*WHAT YOU NEED TO DO*. Quote the listing below in its entirety.

*EXCERPTED RECORDS*.
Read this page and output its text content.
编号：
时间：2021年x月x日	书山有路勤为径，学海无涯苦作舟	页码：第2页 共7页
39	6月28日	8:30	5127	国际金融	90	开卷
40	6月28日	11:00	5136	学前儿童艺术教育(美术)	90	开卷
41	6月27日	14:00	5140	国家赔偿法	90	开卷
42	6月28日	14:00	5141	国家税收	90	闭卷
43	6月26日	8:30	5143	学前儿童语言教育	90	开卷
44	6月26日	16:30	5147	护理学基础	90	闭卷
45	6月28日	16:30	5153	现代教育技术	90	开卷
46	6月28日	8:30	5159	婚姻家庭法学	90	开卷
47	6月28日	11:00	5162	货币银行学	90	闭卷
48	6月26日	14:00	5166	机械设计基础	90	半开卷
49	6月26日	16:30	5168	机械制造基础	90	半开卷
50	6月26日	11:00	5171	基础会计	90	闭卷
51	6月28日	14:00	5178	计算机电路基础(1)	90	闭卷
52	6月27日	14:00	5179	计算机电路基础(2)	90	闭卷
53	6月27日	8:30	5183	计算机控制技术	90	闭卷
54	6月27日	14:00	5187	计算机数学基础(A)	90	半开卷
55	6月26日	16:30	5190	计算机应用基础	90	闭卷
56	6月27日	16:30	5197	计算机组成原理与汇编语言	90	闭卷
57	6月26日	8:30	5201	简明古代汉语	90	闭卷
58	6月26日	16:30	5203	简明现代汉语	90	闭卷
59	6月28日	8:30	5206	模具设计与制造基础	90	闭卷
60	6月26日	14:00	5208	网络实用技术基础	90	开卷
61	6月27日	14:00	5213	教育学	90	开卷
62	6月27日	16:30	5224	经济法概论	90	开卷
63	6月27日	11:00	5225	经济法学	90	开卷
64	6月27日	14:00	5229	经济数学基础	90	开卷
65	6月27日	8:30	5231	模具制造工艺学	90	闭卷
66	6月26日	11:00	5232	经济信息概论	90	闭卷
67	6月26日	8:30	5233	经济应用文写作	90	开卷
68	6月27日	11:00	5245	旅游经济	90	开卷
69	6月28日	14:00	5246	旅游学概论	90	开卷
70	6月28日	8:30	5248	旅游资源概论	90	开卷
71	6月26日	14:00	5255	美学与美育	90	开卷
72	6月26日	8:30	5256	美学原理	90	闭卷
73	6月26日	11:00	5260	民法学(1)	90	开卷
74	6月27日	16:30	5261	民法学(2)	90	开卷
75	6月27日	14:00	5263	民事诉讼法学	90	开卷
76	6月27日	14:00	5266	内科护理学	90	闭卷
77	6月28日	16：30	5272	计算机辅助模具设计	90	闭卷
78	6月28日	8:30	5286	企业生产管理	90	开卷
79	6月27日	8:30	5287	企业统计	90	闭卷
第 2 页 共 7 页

*WRITTEN ANSWER*.
Read this page and output its text content.
编号：
时间：2021年x月x日	书山有路勤为径，学海无涯苦作舟	页码：第2页 共7页
39	6月28日	8:30	5127	国际金融	90	开卷
40	6月28日	11:00	5136	学前儿童艺术教育(美术)	90	开卷
41	6月27日	14:00	5140	国家赔偿法	90	开卷
42	6月28日	14:00	5141	国家税收	90	闭卷
43	6月26日	8:30	5143	学前儿童语言教育	90	开卷
44	6月26日	16:30	5147	护理学基础	90	闭卷
45	6月28日	16:30	5153	现代教育技术	90	开卷
46	6月28日	8:30	5159	婚姻家庭法学	90	开卷
47	6月28日	11:00	5162	货币银行学	90	闭卷
48	6月26日	14:00	5166	机械设计基础	90	半开卷
49	6月26日	16:30	5168	机械制造基础	90	半开卷
50	6月26日	11:00	5171	基础会计	90	闭卷
51	6月28日	14:00	5178	计算机电路基础(1)	90	闭卷
52	6月27日	14:00	5179	计算机电路基础(2)	90	闭卷
53	6月27日	8:30	5183	计算机控制技术	90	闭卷
54	6月27日	14:00	5187	计算机数学基础(A)	90	半开卷
55	6月26日	16:30	5190	计算机应用基础	90	闭卷
56	6月27日	16:30	5197	计算机组成原理与汇编语言	90	闭卷
57	6月26日	8:30	5201	简明古代汉语	90	闭卷
58	6月26日	16:30	5203	简明现代汉语	90	闭卷
59	6月28日	8:30	5206	模具设计与制造基础	90	闭卷
60	6月26日	14:00	5208	网络实用技术基础	90	开卷
61	6月27日	14:00	5213	教育学	90	开卷
62	6月27日	16:30	5224	经济法概论	90	开卷
63	6月27日	11:00	5225	经济法学	90	开卷
64	6月27日	14:00	5229	经济数学基础	90	开卷
65	6月27日	8:30	5231	模具制造工艺学	90	闭卷
66	6月26日	11:00	5232	经济信息概论	90	闭卷
67	6月26日	8:30	5233	经济应用文写作	90	开卷
68	6月27日	11:00	5245	旅游经济	90	开卷
69	6月28日	14:00	5246	旅游学概论	90	开卷
70	6月28日	8:30	5248	旅游资源概论	90	开卷
71	6月26日	14:00	5255	美学与美育	90	开卷
72	6月26日	8:30	5256	美学原理	90	闭卷
73	6月26日	11:00	5260	民法学(1)	90	开卷
74	6月27日	16:30	5261	民法学(2)	90	开卷
75	6月27日	14:00	5263	民事诉讼法学	90	开卷
76	6月27日	14:00	5266	内科护理学	90	闭卷
77	6月28日	16：30	5272	计算机辅助模具设计	90	闭卷
78	6月28日	8:30	5286	企业生产管理	90	开卷
79	6月27日	8:30	5287	企业统计	90	闭卷
第 2 页 共 7 页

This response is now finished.